(Structured figure records)
((

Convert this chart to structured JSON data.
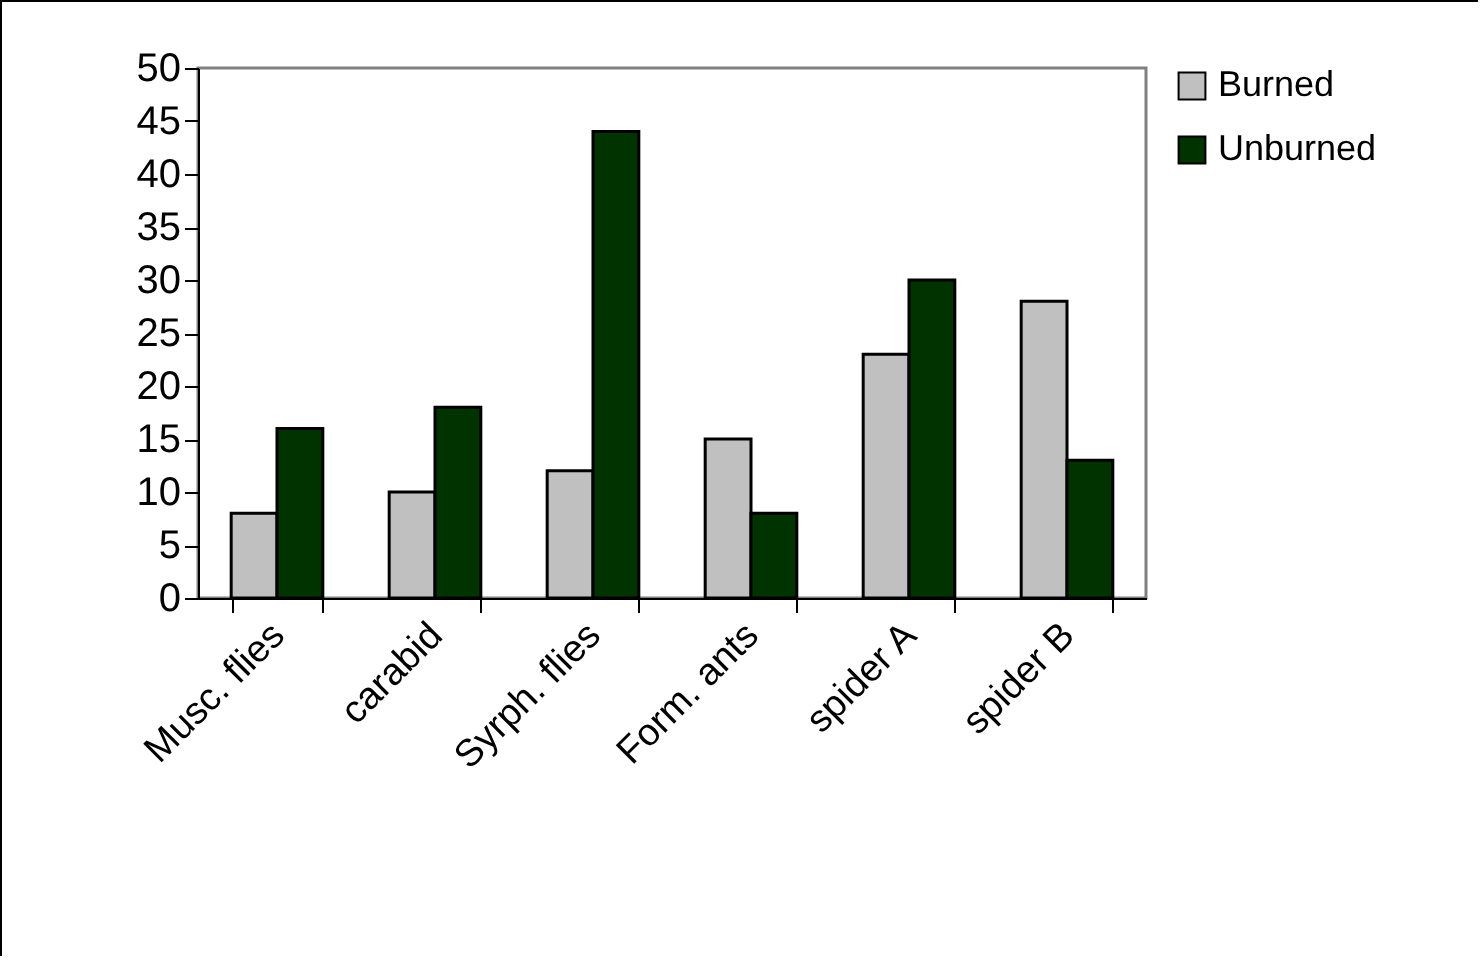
{
  "chart_data": {
    "type": "bar",
    "categories": [
      "Musc. flies",
      "carabid",
      "Syrph. flies",
      "Form. ants",
      "spider A",
      "spider B"
    ],
    "series": [
      {
        "name": "Burned",
        "color": "#c0c0c0",
        "values": [
          8,
          10,
          12,
          15,
          23,
          28
        ]
      },
      {
        "name": "Unburned",
        "color": "#003300",
        "values": [
          16,
          18,
          44,
          8,
          30,
          13
        ]
      }
    ],
    "ylim": [
      0,
      50
    ],
    "yticks": [
      0,
      5,
      10,
      15,
      20,
      25,
      30,
      35,
      40,
      45,
      50
    ],
    "grid": false,
    "legend": "right"
  }
}
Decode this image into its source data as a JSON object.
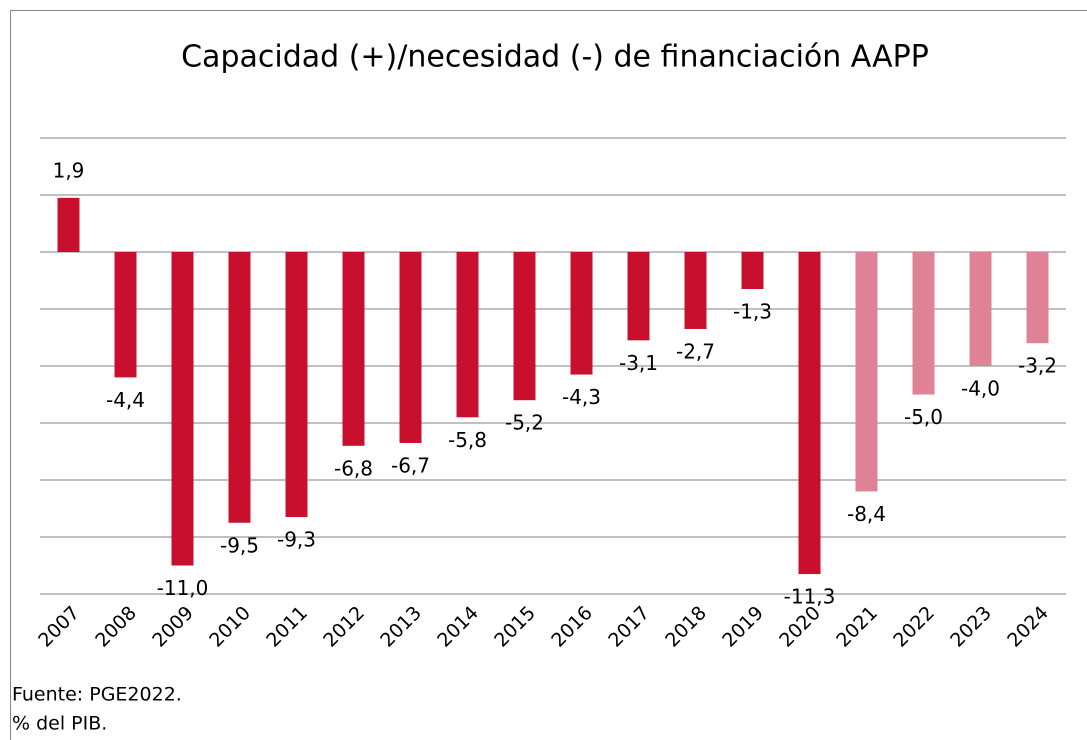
{
  "chart_data": {
    "type": "bar",
    "title": "Capacidad (+)/necesidad (-) de financiación AAPP",
    "categories": [
      "2007",
      "2008",
      "2009",
      "2010",
      "2011",
      "2012",
      "2013",
      "2014",
      "2015",
      "2016",
      "2017",
      "2018",
      "2019",
      "2020",
      "2021",
      "2022",
      "2023",
      "2024"
    ],
    "values": [
      1.9,
      -4.4,
      -11.0,
      -9.5,
      -9.3,
      -6.8,
      -6.7,
      -5.8,
      -5.2,
      -4.3,
      -3.1,
      -2.7,
      -1.3,
      -11.3,
      -8.4,
      -5.0,
      -4.0,
      -3.2
    ],
    "value_labels": [
      "1,9",
      "-4,4",
      "-11,0",
      "-9,5",
      "-9,3",
      "-6,8",
      "-6,7",
      "-5,8",
      "-5,2",
      "-4,3",
      "-3,1",
      "-2,7",
      "-1,3",
      "-11,3",
      "-8,4",
      "-5,0",
      "-4,0",
      "-3,2"
    ],
    "colors": [
      "#c8102e",
      "#c8102e",
      "#c8102e",
      "#c8102e",
      "#c8102e",
      "#c8102e",
      "#c8102e",
      "#c8102e",
      "#c8102e",
      "#c8102e",
      "#c8102e",
      "#c8102e",
      "#c8102e",
      "#c8102e",
      "#e08295",
      "#e08295",
      "#e08295",
      "#e08295"
    ],
    "ylim": [
      -12,
      4
    ],
    "yticks": [
      -12,
      -10,
      -8,
      -6,
      -4,
      -2,
      0,
      2,
      4
    ],
    "grid": true,
    "notes": [
      "Fuente:  PGE2022.",
      "% del PIB."
    ]
  }
}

))

**TASK REQUIREMENTS:**
Where a line of the records above holds the word "JSON", copy that line.

**SOLUTION TO THE PROBLEM:**
Convert this chart to structured JSON data.
Decode this image into its source data as a JSON object.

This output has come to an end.